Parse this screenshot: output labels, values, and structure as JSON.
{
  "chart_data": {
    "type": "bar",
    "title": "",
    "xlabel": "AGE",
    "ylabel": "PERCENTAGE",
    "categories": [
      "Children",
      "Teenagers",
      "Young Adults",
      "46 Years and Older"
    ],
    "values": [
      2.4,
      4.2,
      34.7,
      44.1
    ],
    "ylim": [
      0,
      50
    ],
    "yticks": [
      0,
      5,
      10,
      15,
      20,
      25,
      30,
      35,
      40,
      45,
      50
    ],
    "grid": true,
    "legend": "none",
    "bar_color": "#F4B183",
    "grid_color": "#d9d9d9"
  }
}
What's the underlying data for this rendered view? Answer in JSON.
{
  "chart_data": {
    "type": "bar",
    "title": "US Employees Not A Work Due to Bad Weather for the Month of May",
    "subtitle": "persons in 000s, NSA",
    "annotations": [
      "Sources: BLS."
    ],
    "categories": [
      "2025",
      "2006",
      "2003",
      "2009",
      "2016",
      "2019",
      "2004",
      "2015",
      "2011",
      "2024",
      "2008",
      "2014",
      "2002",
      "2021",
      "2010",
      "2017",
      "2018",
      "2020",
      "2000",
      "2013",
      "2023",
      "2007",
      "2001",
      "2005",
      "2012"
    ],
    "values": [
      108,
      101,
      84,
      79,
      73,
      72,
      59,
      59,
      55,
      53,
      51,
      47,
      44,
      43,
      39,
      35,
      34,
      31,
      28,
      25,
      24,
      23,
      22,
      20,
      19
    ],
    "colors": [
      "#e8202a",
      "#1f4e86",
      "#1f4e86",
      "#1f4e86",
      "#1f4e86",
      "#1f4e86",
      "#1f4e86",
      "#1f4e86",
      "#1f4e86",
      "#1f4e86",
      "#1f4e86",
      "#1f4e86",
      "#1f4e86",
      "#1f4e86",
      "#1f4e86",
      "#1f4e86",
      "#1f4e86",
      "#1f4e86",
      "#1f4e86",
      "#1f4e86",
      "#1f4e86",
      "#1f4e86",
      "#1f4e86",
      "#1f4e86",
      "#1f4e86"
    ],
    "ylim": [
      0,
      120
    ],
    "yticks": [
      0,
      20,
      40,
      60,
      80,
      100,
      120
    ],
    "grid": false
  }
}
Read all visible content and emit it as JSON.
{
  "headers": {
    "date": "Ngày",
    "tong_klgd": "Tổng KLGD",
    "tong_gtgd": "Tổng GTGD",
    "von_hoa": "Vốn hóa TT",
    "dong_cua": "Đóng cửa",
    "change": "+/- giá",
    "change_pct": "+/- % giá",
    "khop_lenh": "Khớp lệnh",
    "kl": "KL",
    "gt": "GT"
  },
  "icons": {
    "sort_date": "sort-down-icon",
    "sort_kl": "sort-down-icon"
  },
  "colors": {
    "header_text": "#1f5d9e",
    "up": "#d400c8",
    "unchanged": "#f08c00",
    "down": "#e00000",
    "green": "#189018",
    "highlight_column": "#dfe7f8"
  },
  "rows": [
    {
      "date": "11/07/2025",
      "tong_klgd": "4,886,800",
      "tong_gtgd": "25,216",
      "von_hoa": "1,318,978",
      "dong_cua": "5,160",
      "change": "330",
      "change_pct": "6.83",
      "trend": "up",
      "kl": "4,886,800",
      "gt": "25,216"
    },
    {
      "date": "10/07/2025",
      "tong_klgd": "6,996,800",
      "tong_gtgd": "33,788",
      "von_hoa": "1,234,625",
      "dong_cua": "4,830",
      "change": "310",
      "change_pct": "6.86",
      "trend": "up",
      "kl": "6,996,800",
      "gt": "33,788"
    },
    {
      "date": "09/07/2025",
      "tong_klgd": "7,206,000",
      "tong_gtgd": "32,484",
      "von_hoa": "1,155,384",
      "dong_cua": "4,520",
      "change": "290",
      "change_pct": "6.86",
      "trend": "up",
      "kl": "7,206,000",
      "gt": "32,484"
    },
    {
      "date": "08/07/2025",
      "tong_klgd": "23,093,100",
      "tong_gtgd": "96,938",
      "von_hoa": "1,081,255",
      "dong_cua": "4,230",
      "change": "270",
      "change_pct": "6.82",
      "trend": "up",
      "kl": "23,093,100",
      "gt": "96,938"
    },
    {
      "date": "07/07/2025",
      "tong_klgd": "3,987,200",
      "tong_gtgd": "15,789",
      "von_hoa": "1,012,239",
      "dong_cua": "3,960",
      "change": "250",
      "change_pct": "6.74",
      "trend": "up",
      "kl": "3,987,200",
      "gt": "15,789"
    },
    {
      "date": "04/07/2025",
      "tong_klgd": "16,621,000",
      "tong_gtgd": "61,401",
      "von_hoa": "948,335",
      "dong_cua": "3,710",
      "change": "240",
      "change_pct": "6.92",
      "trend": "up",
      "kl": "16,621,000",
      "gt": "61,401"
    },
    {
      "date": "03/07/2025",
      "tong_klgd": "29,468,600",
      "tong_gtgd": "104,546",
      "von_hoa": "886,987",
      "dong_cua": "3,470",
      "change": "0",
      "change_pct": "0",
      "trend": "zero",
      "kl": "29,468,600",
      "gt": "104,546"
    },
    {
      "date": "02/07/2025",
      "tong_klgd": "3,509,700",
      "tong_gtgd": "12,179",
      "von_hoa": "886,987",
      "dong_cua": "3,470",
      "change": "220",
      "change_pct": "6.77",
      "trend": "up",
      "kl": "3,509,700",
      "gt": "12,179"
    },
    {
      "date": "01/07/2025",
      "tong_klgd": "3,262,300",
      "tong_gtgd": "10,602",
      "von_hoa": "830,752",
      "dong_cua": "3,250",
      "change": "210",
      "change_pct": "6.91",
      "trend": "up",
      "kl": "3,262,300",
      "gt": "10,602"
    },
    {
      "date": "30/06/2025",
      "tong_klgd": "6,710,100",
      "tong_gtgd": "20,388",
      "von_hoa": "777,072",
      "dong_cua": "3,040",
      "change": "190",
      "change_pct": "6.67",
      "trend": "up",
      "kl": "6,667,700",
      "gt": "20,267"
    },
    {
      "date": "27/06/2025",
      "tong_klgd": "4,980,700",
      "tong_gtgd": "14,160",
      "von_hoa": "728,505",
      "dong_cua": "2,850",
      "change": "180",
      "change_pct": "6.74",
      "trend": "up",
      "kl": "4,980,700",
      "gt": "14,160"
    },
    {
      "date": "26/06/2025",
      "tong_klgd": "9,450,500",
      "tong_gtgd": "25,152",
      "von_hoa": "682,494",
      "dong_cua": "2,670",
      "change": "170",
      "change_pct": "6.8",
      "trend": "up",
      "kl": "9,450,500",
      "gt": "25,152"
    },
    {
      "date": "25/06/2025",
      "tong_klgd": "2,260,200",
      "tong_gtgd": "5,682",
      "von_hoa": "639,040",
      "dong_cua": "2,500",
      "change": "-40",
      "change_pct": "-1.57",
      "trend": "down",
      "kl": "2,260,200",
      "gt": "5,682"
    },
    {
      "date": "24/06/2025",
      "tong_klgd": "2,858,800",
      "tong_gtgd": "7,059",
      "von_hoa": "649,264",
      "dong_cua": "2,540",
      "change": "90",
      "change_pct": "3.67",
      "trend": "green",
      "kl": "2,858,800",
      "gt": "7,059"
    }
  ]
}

**PROBLEM REQUIREMENTS**. Scan the listing above and identify each line holding the string "sort"; copy every such line.

**EXPECTED ANSWER**.
    "sort_date": "sort-down-icon",
    "sort_kl": "sort-down-icon"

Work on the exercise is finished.